Dataset items

____

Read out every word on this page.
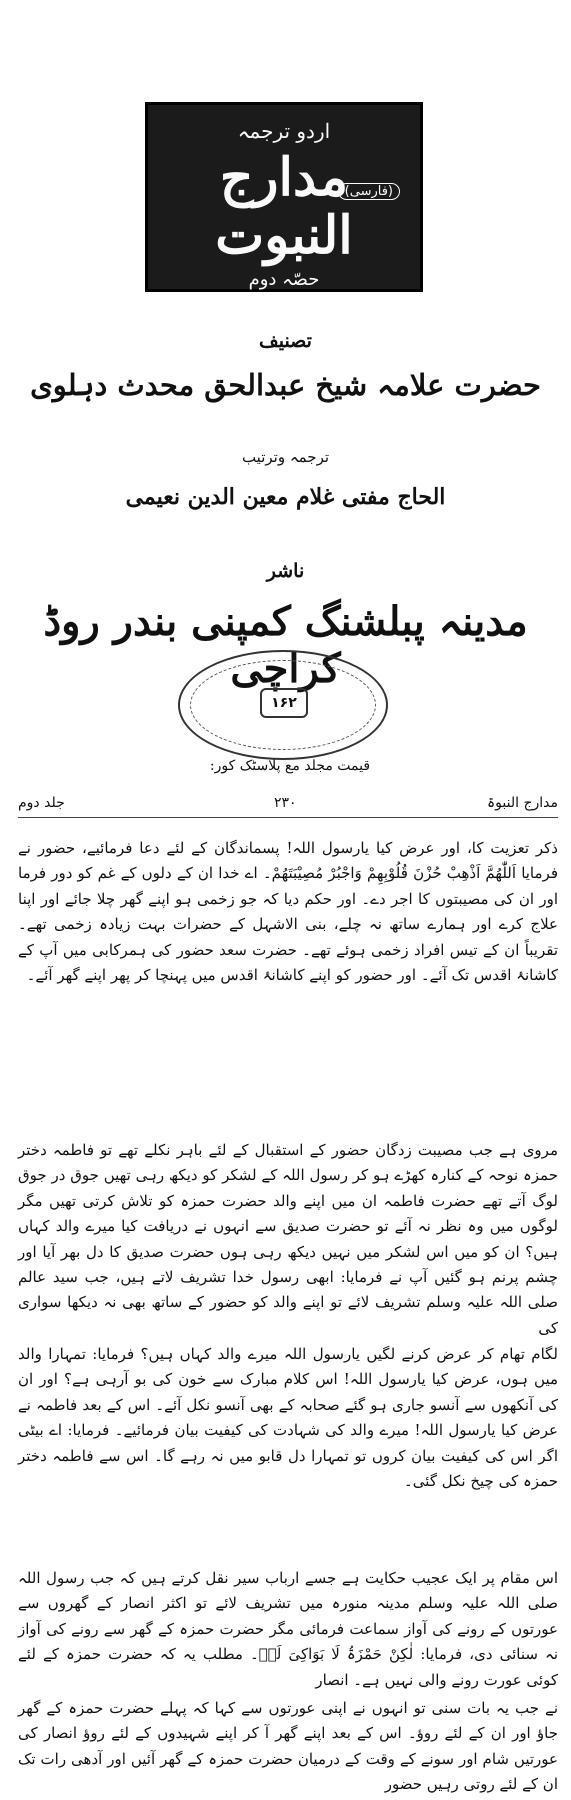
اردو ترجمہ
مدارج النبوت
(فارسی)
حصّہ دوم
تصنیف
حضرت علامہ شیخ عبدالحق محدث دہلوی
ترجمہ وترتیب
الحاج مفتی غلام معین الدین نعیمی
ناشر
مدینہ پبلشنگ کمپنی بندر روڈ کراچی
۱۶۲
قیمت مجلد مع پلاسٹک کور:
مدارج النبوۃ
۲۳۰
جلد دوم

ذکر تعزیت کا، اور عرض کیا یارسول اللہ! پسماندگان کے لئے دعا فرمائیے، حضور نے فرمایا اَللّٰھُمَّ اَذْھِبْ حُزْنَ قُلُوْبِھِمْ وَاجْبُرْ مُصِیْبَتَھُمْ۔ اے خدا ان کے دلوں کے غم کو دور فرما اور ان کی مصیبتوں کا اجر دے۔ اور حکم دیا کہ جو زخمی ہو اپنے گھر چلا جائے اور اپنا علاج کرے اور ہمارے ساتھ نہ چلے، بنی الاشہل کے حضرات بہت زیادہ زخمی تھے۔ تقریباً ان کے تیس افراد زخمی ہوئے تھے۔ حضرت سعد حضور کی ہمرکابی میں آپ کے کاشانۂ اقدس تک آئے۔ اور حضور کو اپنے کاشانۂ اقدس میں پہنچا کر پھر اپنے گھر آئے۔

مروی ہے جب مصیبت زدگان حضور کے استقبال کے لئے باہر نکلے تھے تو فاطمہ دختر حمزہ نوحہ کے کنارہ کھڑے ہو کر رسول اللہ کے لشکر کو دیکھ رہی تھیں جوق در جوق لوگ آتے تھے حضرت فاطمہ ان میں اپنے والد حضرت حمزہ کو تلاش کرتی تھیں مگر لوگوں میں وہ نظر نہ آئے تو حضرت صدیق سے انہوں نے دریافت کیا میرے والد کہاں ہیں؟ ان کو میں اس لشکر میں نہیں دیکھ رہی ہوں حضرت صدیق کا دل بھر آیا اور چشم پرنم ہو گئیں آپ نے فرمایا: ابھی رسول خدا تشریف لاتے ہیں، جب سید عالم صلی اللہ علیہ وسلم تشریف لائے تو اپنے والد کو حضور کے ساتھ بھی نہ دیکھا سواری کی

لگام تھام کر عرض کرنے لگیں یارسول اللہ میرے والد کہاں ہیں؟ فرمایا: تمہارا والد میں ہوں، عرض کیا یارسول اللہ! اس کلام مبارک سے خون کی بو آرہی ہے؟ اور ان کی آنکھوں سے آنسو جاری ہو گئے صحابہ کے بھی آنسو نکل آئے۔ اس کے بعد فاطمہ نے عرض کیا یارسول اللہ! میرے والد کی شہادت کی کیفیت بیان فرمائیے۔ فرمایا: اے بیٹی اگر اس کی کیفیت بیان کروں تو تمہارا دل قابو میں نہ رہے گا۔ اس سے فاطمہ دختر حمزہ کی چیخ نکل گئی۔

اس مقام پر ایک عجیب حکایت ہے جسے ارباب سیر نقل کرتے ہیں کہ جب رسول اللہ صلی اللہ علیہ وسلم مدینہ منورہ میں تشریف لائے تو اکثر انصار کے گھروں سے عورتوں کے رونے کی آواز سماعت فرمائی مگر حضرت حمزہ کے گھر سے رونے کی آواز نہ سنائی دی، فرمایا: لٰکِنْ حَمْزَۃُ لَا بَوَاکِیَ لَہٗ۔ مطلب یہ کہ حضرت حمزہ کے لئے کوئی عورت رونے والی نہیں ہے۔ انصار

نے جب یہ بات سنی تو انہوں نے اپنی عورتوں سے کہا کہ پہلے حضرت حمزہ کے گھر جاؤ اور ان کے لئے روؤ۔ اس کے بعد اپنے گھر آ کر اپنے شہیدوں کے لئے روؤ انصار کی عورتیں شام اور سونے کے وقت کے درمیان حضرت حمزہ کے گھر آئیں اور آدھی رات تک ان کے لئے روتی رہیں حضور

____

SET TASK:
From start to finish, output the listing exactly, but omit its pictures.

ANSWER TO THIS PROBLEM:
Read out every word on this page.
اردو ترجمہ
مدارج النبوت
(فارسی)
حصّہ دوم
تصنیف
حضرت علامہ شیخ عبدالحق محدث دہلوی
ترجمہ وترتیب
الحاج مفتی غلام معین الدین نعیمی
ناشر
مدینہ پبلشنگ کمپنی بندر روڈ کراچی
۱۶۲
قیمت مجلد مع پلاسٹک کور:
مدارج النبوۃ
۲۳۰
جلد دوم

ذکر تعزیت کا، اور عرض کیا یارسول اللہ! پسماندگان کے لئے دعا فرمائیے، حضور نے فرمایا اَللّٰھُمَّ اَذْھِبْ حُزْنَ قُلُوْبِھِمْ وَاجْبُرْ مُصِیْبَتَھُمْ۔ اے خدا ان کے دلوں کے غم کو دور فرما اور ان کی مصیبتوں کا اجر دے۔ اور حکم دیا کہ جو زخمی ہو اپنے گھر چلا جائے اور اپنا علاج کرے اور ہمارے ساتھ نہ چلے، بنی الاشہل کے حضرات بہت زیادہ زخمی تھے۔ تقریباً ان کے تیس افراد زخمی ہوئے تھے۔ حضرت سعد حضور کی ہمرکابی میں آپ کے کاشانۂ اقدس تک آئے۔ اور حضور کو اپنے کاشانۂ اقدس میں پہنچا کر پھر اپنے گھر آئے۔

مروی ہے جب مصیبت زدگان حضور کے استقبال کے لئے باہر نکلے تھے تو فاطمہ دختر حمزہ نوحہ کے کنارہ کھڑے ہو کر رسول اللہ کے لشکر کو دیکھ رہی تھیں جوق در جوق لوگ آتے تھے حضرت فاطمہ ان میں اپنے والد حضرت حمزہ کو تلاش کرتی تھیں مگر لوگوں میں وہ نظر نہ آئے تو حضرت صدیق سے انہوں نے دریافت کیا میرے والد کہاں ہیں؟ ان کو میں اس لشکر میں نہیں دیکھ رہی ہوں حضرت صدیق کا دل بھر آیا اور چشم پرنم ہو گئیں آپ نے فرمایا: ابھی رسول خدا تشریف لاتے ہیں، جب سید عالم صلی اللہ علیہ وسلم تشریف لائے تو اپنے والد کو حضور کے ساتھ بھی نہ دیکھا سواری کی

لگام تھام کر عرض کرنے لگیں یارسول اللہ میرے والد کہاں ہیں؟ فرمایا: تمہارا والد میں ہوں، عرض کیا یارسول اللہ! اس کلام مبارک سے خون کی بو آرہی ہے؟ اور ان کی آنکھوں سے آنسو جاری ہو گئے صحابہ کے بھی آنسو نکل آئے۔ اس کے بعد فاطمہ نے عرض کیا یارسول اللہ! میرے والد کی شہادت کی کیفیت بیان فرمائیے۔ فرمایا: اے بیٹی اگر اس کی کیفیت بیان کروں تو تمہارا دل قابو میں نہ رہے گا۔ اس سے فاطمہ دختر حمزہ کی چیخ نکل گئی۔

اس مقام پر ایک عجیب حکایت ہے جسے ارباب سیر نقل کرتے ہیں کہ جب رسول اللہ صلی اللہ علیہ وسلم مدینہ منورہ میں تشریف لائے تو اکثر انصار کے گھروں سے عورتوں کے رونے کی آواز سماعت فرمائی مگر حضرت حمزہ کے گھر سے رونے کی آواز نہ سنائی دی، فرمایا: لٰکِنْ حَمْزَۃُ لَا بَوَاکِیَ لَہٗ۔ مطلب یہ کہ حضرت حمزہ کے لئے کوئی عورت رونے والی نہیں ہے۔ انصار

نے جب یہ بات سنی تو انہوں نے اپنی عورتوں سے کہا کہ پہلے حضرت حمزہ کے گھر جاؤ اور ان کے لئے روؤ۔ اس کے بعد اپنے گھر آ کر اپنے شہیدوں کے لئے روؤ انصار کی عورتیں شام اور سونے کے وقت کے درمیان حضرت حمزہ کے گھر آئیں اور آدھی رات تک ان کے لئے روتی رہیں حضور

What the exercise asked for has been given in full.